# DIRECTIONS
Pull each line holding the word "into" from the data.

=======

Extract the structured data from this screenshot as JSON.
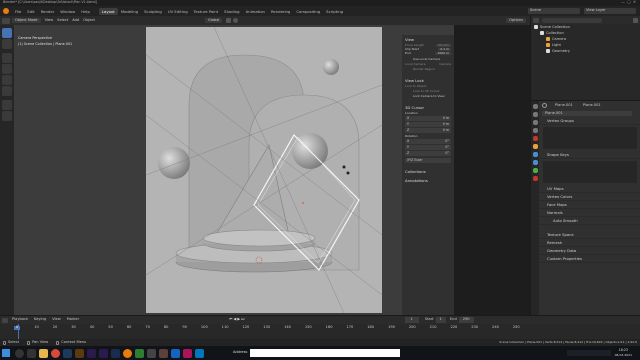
{
  "window": {
    "title": "Blender* [C:\\Users\\sanjit\\Desktop\\3d\\Ishant\\Plan V1.blend]"
  },
  "menu": [
    "File",
    "Edit",
    "Render",
    "Window",
    "Help"
  ],
  "workspaces": [
    "Layout",
    "Modeling",
    "Sculpting",
    "UV Editing",
    "Texture Paint",
    "Shading",
    "Animation",
    "Rendering",
    "Compositing",
    "Scripting"
  ],
  "active_workspace": "Layout",
  "scene": {
    "name": "Scene",
    "view_layer": "View Layer"
  },
  "header": {
    "mode": "Object Mode",
    "view": "View",
    "select": "Select",
    "add": "Add",
    "object": "Object",
    "orientation": "Global",
    "options": "Options"
  },
  "viewport": {
    "mode_info": "Camera Perspective",
    "collection_info": "(1) Scene Collection | Plane.001"
  },
  "npanel": {
    "view": {
      "title": "View",
      "focal_length_label": "Focal Length",
      "focal_length": "50 mm",
      "clip_start_label": "Clip Start",
      "clip_start": "0.1 m",
      "end_label": "End",
      "end": "1000 m",
      "use_local_camera": "Use Local Camera",
      "local_camera_label": "Local Camera",
      "local_camera": "Camera",
      "render_region": "Render Region"
    },
    "view_lock": {
      "title": "View Lock",
      "lock_to_object": "Lock to Object",
      "lock_3d_cursor": "Lock to 3D Cursor",
      "lock_camera": "Lock Camera to View"
    },
    "cursor": {
      "title": "3D Cursor",
      "location": "Location",
      "x": "0 m",
      "y": "0 m",
      "z": "0 m",
      "rotation": "Rotation",
      "rx": "0°",
      "ry": "0°",
      "rz": "0°",
      "mode": "XYZ Euler"
    },
    "collections": "Collections",
    "annotations": "Annotations"
  },
  "outliner": {
    "root": "Scene Collection",
    "items": [
      "Collection",
      "Camera",
      "Light",
      "Geometry"
    ]
  },
  "properties": {
    "object_name": "Plane.001",
    "data_name": "Plane.001",
    "mesh_name": "Plane.001",
    "sections": [
      "Vertex Groups",
      "Shape Keys",
      "UV Maps",
      "Vertex Colors",
      "Face Maps",
      "Normals",
      "Auto Smooth",
      "Texture Space",
      "Remesh",
      "Geometry Data",
      "Custom Properties"
    ]
  },
  "timeline": {
    "menus": [
      "Playback",
      "Keying",
      "View",
      "Marker"
    ],
    "frame": "1",
    "start_label": "Start",
    "start": "1",
    "end_label": "End",
    "end": "250",
    "ticks": [
      "0",
      "10",
      "20",
      "30",
      "40",
      "50",
      "60",
      "70",
      "80",
      "90",
      "100",
      "110",
      "120",
      "130",
      "140",
      "150",
      "160",
      "170",
      "180",
      "190",
      "200",
      "210",
      "220",
      "230",
      "240",
      "250"
    ]
  },
  "statusbar": {
    "items": [
      "Select",
      "Pan View",
      "Context Menu"
    ],
    "stats": "Scene Collection | Plane.001 | Verts:8,514 | Faces:8,412 | Tris:16,824 | Objects:1/11 | 2.92.0"
  },
  "taskbar": {
    "address_label": "Address",
    "time": "18:23",
    "date": "08-03-2021"
  },
  "colors": {
    "viewport_bg": "#b4b4b4",
    "accent": "#4772b3",
    "panel": "#303030",
    "header": "#2b2b2b"
  }
}
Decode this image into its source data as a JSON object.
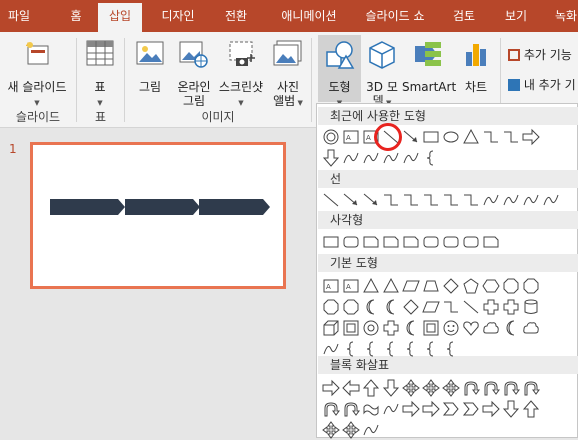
{
  "tabs": [
    "파일",
    "홈",
    "삽입",
    "디자인",
    "전환",
    "애니메이션",
    "슬라이드 쇼",
    "검토",
    "보기",
    "녹화"
  ],
  "ribbon": {
    "new_slide": "새 슬라이드",
    "table": "표",
    "picture": "그림",
    "online_picture_1": "온라인",
    "online_picture_2": "그림",
    "screenshot": "스크린샷",
    "album_1": "사진",
    "album_2": "앨범",
    "shapes": "도형",
    "model_1": "3D 모",
    "model_2": "델",
    "smartart": "SmartArt",
    "chart": "차트",
    "addins_1": "추가 기능",
    "addins_2": "내 추가 기",
    "groups": {
      "slides": "슬라이드",
      "tables": "표",
      "images": "이미지"
    }
  },
  "slide_number": "1",
  "shapes_menu": {
    "sections": [
      "최근에 사용한 도형",
      "선",
      "사각형",
      "기본 도형",
      "블록 화살표"
    ]
  },
  "colors": {
    "accent": "#b7472a",
    "slide_border": "#e97451",
    "arrow_fill": "#2f3b4c"
  }
}
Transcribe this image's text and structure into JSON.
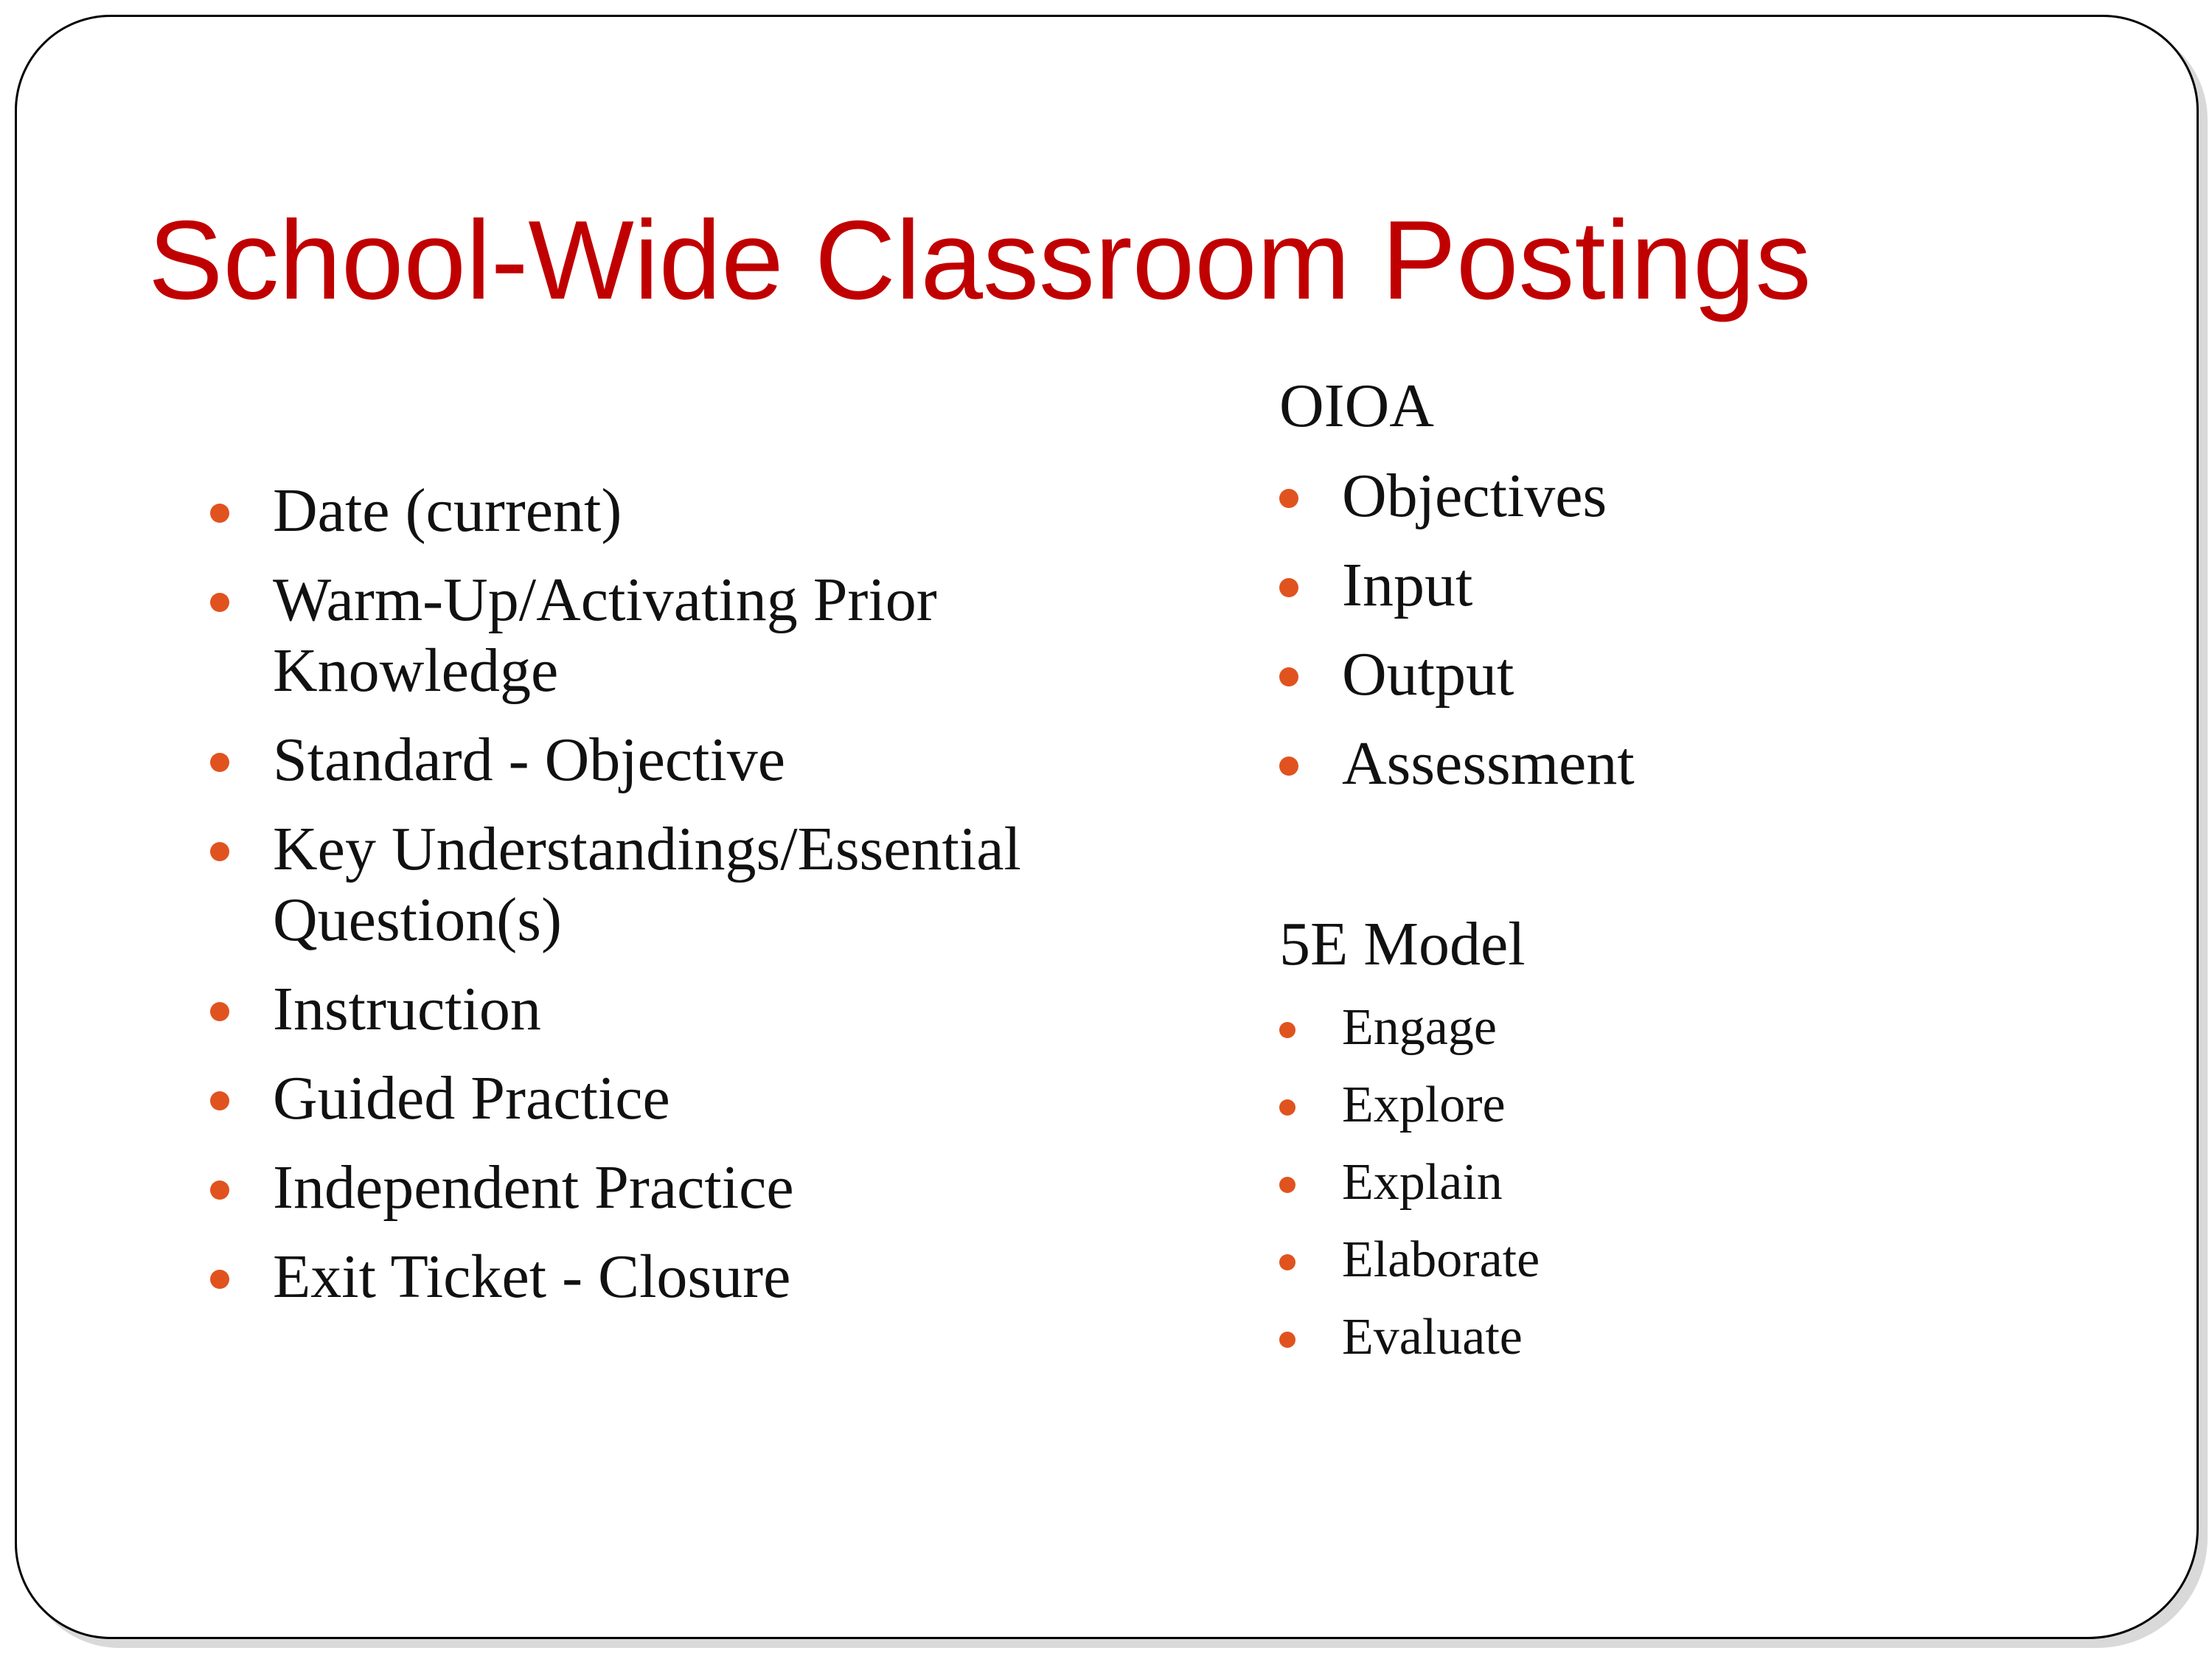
{
  "slide": {
    "title": "School-Wide Classroom Postings",
    "accent_color": "#c00000",
    "bullet_color": "#e0531f",
    "left_items": [
      {
        "lines": [
          "Date (current)"
        ]
      },
      {
        "lines": [
          "Warm-Up/Activating Prior",
          "Knowledge"
        ]
      },
      {
        "lines": [
          "Standard - Objective"
        ]
      },
      {
        "lines": [
          "Key Understandings/Essential",
          "Question(s)"
        ]
      },
      {
        "lines": [
          "Instruction"
        ]
      },
      {
        "lines": [
          "Guided Practice"
        ]
      },
      {
        "lines": [
          "Independent Practice"
        ]
      },
      {
        "lines": [
          "Exit Ticket - Closure"
        ]
      }
    ],
    "oioa": {
      "heading": "OIOA",
      "items": [
        "Objectives",
        "Input",
        "Output",
        "Assessment"
      ]
    },
    "model": {
      "heading": "5E Model",
      "items": [
        "Engage",
        "Explore",
        "Explain",
        "Elaborate",
        "Evaluate"
      ]
    }
  }
}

=======

# TASK RESPONSE
Decode this image into its source data as a JSON object.
Transcribe this image's text and structure into JSON.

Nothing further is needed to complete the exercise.